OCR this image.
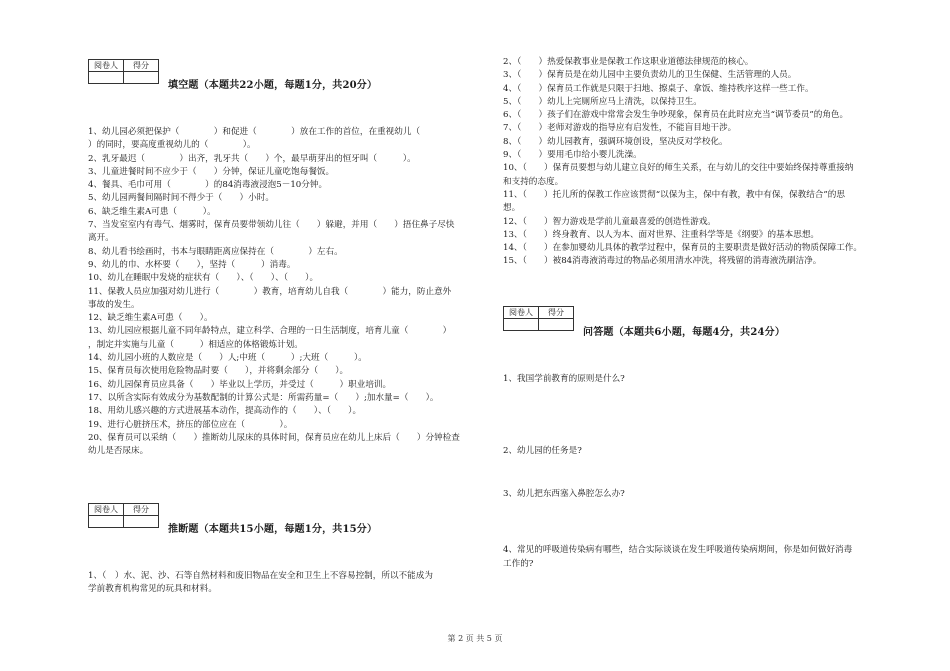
阅卷人	得分

填空题（本题共22小题，每题1分，共20分）
1、幼儿园必须把保护（　　　　）和促进（　　　　）放在工作的首位，在重视幼儿（
）的同时，要高度重视幼儿的（　　　　）。
2、乳牙最迟（　　　　）出齐，乳牙共（　　）个，最早萌芽出的恒牙叫（　　　）。
3、儿童进餐时间不应少于（　　）分钟，保证儿童吃饱每餐饭。
4、餐具、毛巾可用（　　　　）的84消毒液浸泡5－10分钟。
5、幼儿园两餐间隔时间不得少于（　　）小时。
6、缺乏维生素A可患（　　　）。
7、当发室室内有毒气、烟雾时，保育员要带领幼儿往（　　）躲避，并用（　　）捂住鼻子尽快
离开。
8、幼儿看书绘画时，书本与眼睛距离应保持在（　　　　）左右。
9、幼儿的巾、水杯要（　　），坚持（　　　）消毒。
10、幼儿在睡眠中发烧的症状有（　　）、（　　）、（　　）。
11、保教人员应加强对幼儿进行（　　　　）教育，培育幼儿自我（　　　　）能力，防止意外
事故的发生。
12、缺乏维生素A可患（　　）。
13、幼儿园应根据儿童不同年龄特点，建立科学、合理的一日生活制度，培育儿童（　　　　）
，制定并实施与儿童（　　　）相适应的体格锻炼计划。
14、幼儿园小班的人数应是（　　）人;中班（　　　）;大班（　　　）。
15、保育员每次使用危险物品时要（　　），并将剩余部分（　　）。
16、幼儿园保育员应具备（　　）毕业以上学历，并受过（　　　）职业培训。
17、以所含实际有效成分为基数配制的计算公式是：所需药量=（　　）;加水量=（　　）。
18、用幼儿感兴趣的方式进展基本动作，提高动作的（　　）、（　　）。
19、进行心脏挤压术，挤压的部位应在（　　　　）。
20、保育员可以采纳（　　）推断幼儿尿床的具体时间，保育员应在幼儿上床后（　　）分钟检查
幼儿是否尿床。
阅卷人	得分

推断题（本题共15小题，每题1分，共15分）
1、（　）水、泥、沙、石等自然材料和废旧物品在安全和卫生上不容易控制，所以不能成为
学前教育机构常见的玩具和材料。
2、（　　）热爱保教事业是保教工作这职业道德法律规范的核心。
3、（　　）保育员是在幼儿园中主要负责幼儿的卫生保健、生活管理的人员。
4、（　　）保育员工作就是只限于扫地、擦桌子、拿饭、维持秩序这样一些工作。
5、（　　）幼儿上完厕所应马上清洗，以保持卫生。
6、（　　）孩子们在游戏中常常会发生争吵现象，保育员在此时应充当“调节委员”的角色。
7、（　　）老师对游戏的指导应有启发性，不能盲目地干涉。
8、（　　）幼儿园教育，强调环境创设，坚决反对学校化。
9、（　　）要用毛巾给小婴儿洗澡。
10、（　　）保育员要想与幼儿建立良好的师生关系，在与幼儿的交往中要始终保持尊重接纳
和支持的态度。
11、（　　）托儿所的保教工作应该贯彻“以保为主，保中有教，教中有保，保教结合”的思
想。
12、（　　）智力游戏是学前儿童最喜爱的创造性游戏。
13、（　　）终身教育、以人为本、面对世界、注重科学等是《纲要》的基本思想。
14、（　　）在参加婴幼儿具体的教学过程中，保育员的主要职责是做好活动的物质保障工作。
15、（　　）被84消毒液消毒过的物品必须用清水冲洗，将残留的消毒液洗刷洁净。
阅卷人	得分

问答题（本题共6小题，每题4分，共24分）
1、我国学前教育的原则是什么?
2、幼儿园的任务是?
3、幼儿把东西塞入鼻腔怎么办?
4、常见的呼吸道传染病有哪些，结合实际谈谈在发生呼吸道传染病期间，你是如何做好消毒
工作的?
第 2 页 共 5 页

TO DO: Each record should be quoted exactly, with the images omitted.

COMPLETED TASK:
OCR this image.
阅卷人	得分

填空题（本题共22小题，每题1分，共20分）
1、幼儿园必须把保护（　　　　）和促进（　　　　）放在工作的首位，在重视幼儿（
）的同时，要高度重视幼儿的（　　　　）。
2、乳牙最迟（　　　　）出齐，乳牙共（　　）个，最早萌芽出的恒牙叫（　　　）。
3、儿童进餐时间不应少于（　　）分钟，保证儿童吃饱每餐饭。
4、餐具、毛巾可用（　　　　）的84消毒液浸泡5－10分钟。
5、幼儿园两餐间隔时间不得少于（　　）小时。
6、缺乏维生素A可患（　　　）。
7、当发室室内有毒气、烟雾时，保育员要带领幼儿往（　　）躲避，并用（　　）捂住鼻子尽快
离开。
8、幼儿看书绘画时，书本与眼睛距离应保持在（　　　　）左右。
9、幼儿的巾、水杯要（　　），坚持（　　　）消毒。
10、幼儿在睡眠中发烧的症状有（　　）、（　　）、（　　）。
11、保教人员应加强对幼儿进行（　　　　）教育，培育幼儿自我（　　　　）能力，防止意外
事故的发生。
12、缺乏维生素A可患（　　）。
13、幼儿园应根据儿童不同年龄特点，建立科学、合理的一日生活制度，培育儿童（　　　　）
，制定并实施与儿童（　　　）相适应的体格锻炼计划。
14、幼儿园小班的人数应是（　　）人;中班（　　　）;大班（　　　）。
15、保育员每次使用危险物品时要（　　），并将剩余部分（　　）。
16、幼儿园保育员应具备（　　）毕业以上学历，并受过（　　　）职业培训。
17、以所含实际有效成分为基数配制的计算公式是：所需药量=（　　）;加水量=（　　）。
18、用幼儿感兴趣的方式进展基本动作，提高动作的（　　）、（　　）。
19、进行心脏挤压术，挤压的部位应在（　　　　）。
20、保育员可以采纳（　　）推断幼儿尿床的具体时间，保育员应在幼儿上床后（　　）分钟检查
幼儿是否尿床。
阅卷人	得分

推断题（本题共15小题，每题1分，共15分）
1、（　）水、泥、沙、石等自然材料和废旧物品在安全和卫生上不容易控制，所以不能成为
学前教育机构常见的玩具和材料。
2、（　　）热爱保教事业是保教工作这职业道德法律规范的核心。
3、（　　）保育员是在幼儿园中主要负责幼儿的卫生保健、生活管理的人员。
4、（　　）保育员工作就是只限于扫地、擦桌子、拿饭、维持秩序这样一些工作。
5、（　　）幼儿上完厕所应马上清洗，以保持卫生。
6、（　　）孩子们在游戏中常常会发生争吵现象，保育员在此时应充当“调节委员”的角色。
7、（　　）老师对游戏的指导应有启发性，不能盲目地干涉。
8、（　　）幼儿园教育，强调环境创设，坚决反对学校化。
9、（　　）要用毛巾给小婴儿洗澡。
10、（　　）保育员要想与幼儿建立良好的师生关系，在与幼儿的交往中要始终保持尊重接纳
和支持的态度。
11、（　　）托儿所的保教工作应该贯彻“以保为主，保中有教，教中有保，保教结合”的思
想。
12、（　　）智力游戏是学前儿童最喜爱的创造性游戏。
13、（　　）终身教育、以人为本、面对世界、注重科学等是《纲要》的基本思想。
14、（　　）在参加婴幼儿具体的教学过程中，保育员的主要职责是做好活动的物质保障工作。
15、（　　）被84消毒液消毒过的物品必须用清水冲洗，将残留的消毒液洗刷洁净。
阅卷人	得分

问答题（本题共6小题，每题4分，共24分）
1、我国学前教育的原则是什么?
2、幼儿园的任务是?
3、幼儿把东西塞入鼻腔怎么办?
4、常见的呼吸道传染病有哪些，结合实际谈谈在发生呼吸道传染病期间，你是如何做好消毒
工作的?
第 2 页 共 5 页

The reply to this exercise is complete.